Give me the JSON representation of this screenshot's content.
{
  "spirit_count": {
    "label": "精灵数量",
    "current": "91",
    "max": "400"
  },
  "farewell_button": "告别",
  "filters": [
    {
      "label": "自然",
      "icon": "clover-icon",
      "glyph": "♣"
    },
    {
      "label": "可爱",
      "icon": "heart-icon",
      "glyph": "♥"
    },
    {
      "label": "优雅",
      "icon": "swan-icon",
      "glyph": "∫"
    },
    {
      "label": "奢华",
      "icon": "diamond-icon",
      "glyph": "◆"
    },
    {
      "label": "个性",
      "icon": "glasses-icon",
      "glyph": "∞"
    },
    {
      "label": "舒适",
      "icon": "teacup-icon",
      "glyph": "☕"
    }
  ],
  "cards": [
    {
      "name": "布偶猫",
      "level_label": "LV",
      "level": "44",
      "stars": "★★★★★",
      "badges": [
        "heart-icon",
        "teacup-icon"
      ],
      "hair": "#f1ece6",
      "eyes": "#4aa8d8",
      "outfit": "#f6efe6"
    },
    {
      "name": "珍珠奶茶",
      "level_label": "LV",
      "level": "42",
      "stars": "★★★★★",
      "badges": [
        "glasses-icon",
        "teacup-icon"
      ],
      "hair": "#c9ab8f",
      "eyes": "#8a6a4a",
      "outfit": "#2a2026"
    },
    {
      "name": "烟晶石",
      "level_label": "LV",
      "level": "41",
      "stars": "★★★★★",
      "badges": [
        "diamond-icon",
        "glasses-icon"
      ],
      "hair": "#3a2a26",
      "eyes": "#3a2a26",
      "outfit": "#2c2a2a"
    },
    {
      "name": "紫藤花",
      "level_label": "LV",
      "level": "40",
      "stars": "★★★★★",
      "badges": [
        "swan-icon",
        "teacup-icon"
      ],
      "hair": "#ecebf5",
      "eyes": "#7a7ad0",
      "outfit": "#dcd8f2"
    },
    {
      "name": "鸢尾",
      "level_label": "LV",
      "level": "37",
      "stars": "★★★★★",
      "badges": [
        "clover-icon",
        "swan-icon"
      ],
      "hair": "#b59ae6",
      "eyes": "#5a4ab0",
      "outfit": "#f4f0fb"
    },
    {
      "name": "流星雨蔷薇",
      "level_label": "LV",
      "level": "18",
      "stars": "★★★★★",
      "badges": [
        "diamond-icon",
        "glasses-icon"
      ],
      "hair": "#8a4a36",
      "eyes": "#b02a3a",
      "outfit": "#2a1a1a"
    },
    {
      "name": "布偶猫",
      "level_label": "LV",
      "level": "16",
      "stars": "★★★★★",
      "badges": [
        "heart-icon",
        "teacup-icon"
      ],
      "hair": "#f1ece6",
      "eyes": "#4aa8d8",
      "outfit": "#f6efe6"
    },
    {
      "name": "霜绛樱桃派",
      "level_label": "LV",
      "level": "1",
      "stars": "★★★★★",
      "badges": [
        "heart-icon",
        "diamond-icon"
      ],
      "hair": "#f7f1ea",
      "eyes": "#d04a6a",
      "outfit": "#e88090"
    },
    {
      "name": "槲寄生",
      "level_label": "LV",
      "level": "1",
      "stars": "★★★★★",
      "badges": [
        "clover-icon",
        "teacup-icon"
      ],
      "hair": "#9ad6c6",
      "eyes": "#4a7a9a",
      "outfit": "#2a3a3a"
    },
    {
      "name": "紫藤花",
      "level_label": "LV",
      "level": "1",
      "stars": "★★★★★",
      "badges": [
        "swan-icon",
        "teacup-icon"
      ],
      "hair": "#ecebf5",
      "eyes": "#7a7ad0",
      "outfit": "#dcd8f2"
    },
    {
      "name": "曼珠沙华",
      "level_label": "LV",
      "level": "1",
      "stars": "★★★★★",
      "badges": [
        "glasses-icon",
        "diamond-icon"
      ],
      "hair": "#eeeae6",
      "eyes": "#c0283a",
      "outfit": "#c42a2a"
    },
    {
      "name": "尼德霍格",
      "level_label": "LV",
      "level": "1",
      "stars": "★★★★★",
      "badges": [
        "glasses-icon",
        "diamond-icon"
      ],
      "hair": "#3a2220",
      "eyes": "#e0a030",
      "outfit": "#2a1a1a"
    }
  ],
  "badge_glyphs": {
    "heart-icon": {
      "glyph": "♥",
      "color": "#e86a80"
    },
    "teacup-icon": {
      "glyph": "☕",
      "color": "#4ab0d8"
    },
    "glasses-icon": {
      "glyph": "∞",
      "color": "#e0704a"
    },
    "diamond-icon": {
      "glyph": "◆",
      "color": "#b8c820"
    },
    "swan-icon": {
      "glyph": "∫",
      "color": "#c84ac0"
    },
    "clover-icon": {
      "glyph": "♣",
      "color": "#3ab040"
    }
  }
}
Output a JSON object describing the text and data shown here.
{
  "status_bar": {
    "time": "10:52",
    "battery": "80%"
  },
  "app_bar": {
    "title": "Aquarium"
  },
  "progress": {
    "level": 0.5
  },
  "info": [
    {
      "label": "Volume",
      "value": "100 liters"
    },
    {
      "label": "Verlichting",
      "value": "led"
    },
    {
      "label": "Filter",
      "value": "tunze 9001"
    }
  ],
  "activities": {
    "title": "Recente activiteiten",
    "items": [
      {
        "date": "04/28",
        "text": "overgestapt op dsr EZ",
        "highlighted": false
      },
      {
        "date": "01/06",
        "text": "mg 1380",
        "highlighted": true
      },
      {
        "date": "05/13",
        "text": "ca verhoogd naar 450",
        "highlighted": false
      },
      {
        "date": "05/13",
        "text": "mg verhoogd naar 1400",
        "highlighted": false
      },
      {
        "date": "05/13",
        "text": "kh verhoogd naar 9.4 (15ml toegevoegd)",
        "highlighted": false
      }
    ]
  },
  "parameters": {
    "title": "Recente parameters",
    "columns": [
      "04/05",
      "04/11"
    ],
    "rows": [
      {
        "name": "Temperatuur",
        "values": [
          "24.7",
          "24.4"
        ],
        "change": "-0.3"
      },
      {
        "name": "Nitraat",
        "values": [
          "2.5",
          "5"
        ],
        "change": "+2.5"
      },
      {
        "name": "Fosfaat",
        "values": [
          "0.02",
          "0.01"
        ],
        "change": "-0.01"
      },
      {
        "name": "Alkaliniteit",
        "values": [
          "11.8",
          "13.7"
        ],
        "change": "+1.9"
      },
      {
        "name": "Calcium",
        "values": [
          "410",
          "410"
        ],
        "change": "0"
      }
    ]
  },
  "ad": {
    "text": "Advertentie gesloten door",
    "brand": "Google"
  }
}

# # # #

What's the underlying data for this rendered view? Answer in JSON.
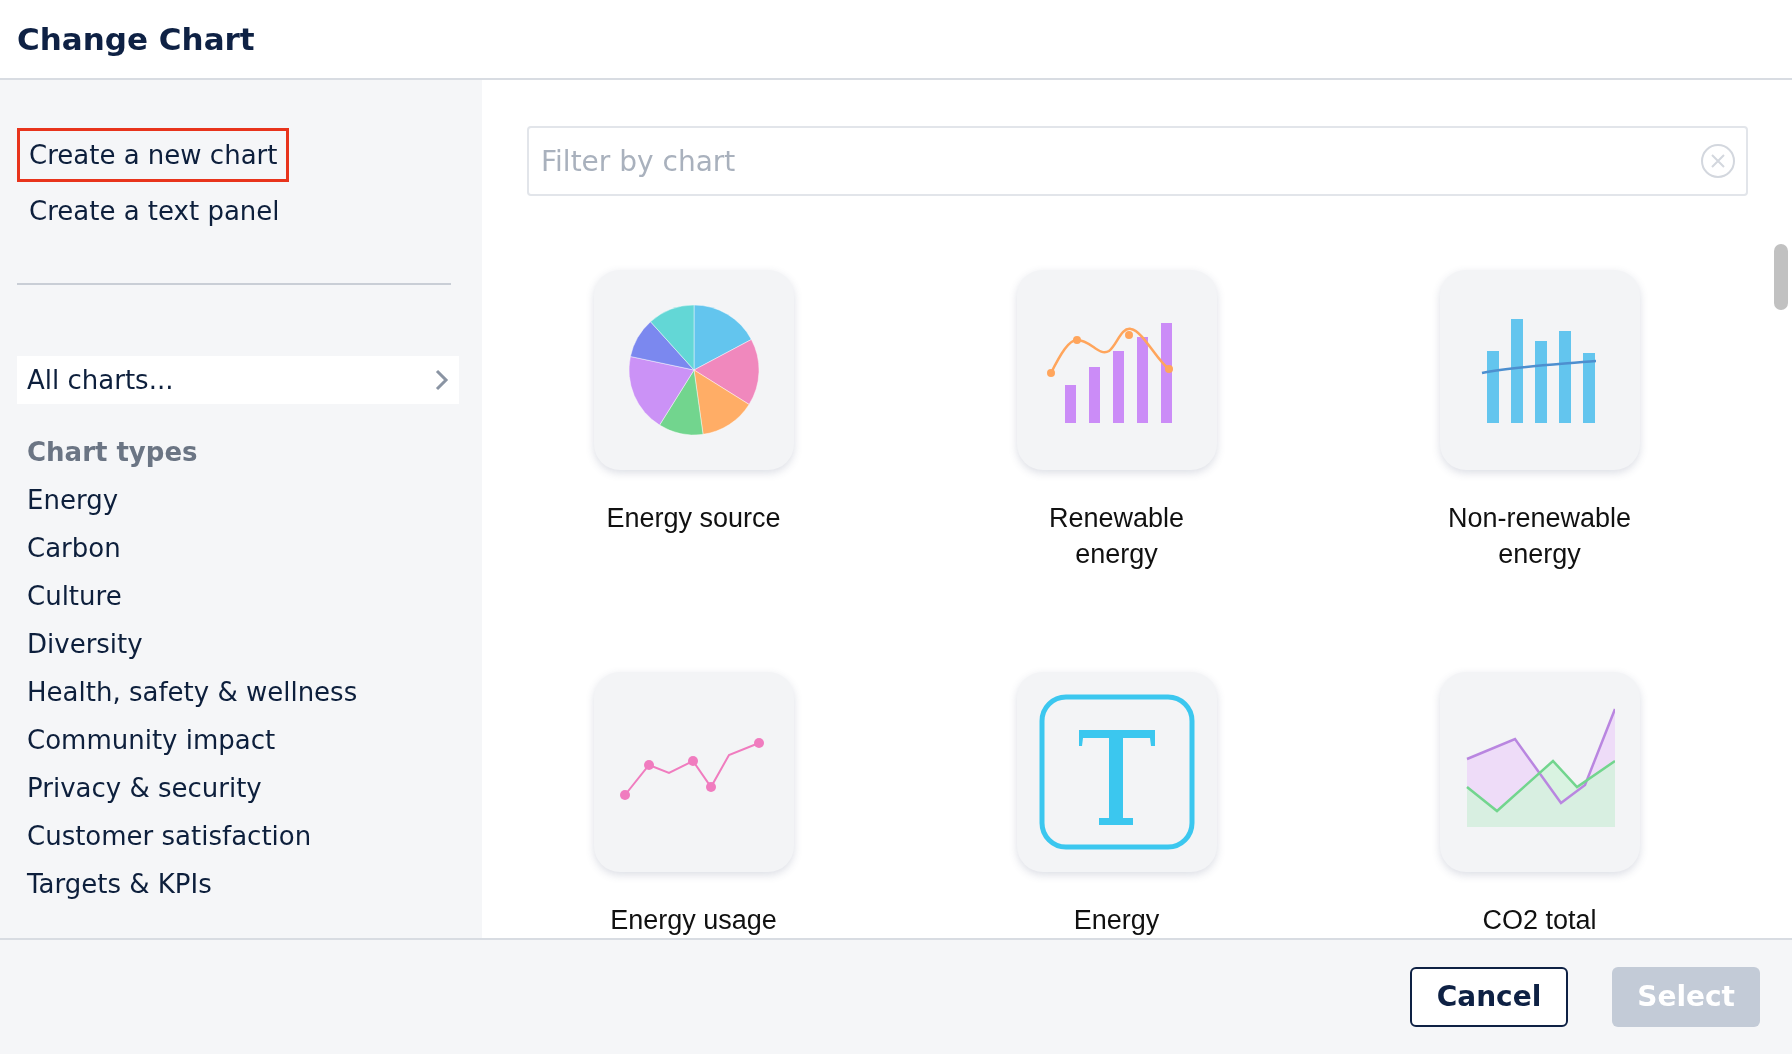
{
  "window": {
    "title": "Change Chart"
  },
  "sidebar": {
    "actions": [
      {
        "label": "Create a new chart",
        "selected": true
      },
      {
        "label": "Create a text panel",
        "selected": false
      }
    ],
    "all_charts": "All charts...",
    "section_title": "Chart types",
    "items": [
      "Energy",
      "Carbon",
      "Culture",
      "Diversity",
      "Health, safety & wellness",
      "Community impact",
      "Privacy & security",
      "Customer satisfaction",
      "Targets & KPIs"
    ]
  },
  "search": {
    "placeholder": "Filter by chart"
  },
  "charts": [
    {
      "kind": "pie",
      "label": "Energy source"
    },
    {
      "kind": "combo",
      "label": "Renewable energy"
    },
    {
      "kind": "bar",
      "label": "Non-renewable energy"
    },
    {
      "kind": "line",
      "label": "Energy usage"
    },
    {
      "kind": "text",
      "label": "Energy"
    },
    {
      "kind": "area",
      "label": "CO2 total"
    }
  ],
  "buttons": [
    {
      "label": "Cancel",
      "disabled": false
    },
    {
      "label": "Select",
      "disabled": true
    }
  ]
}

# # # #

Instructions for the task: Report how many lines contain "JSON". Give nothing but the number.

Correct output: 3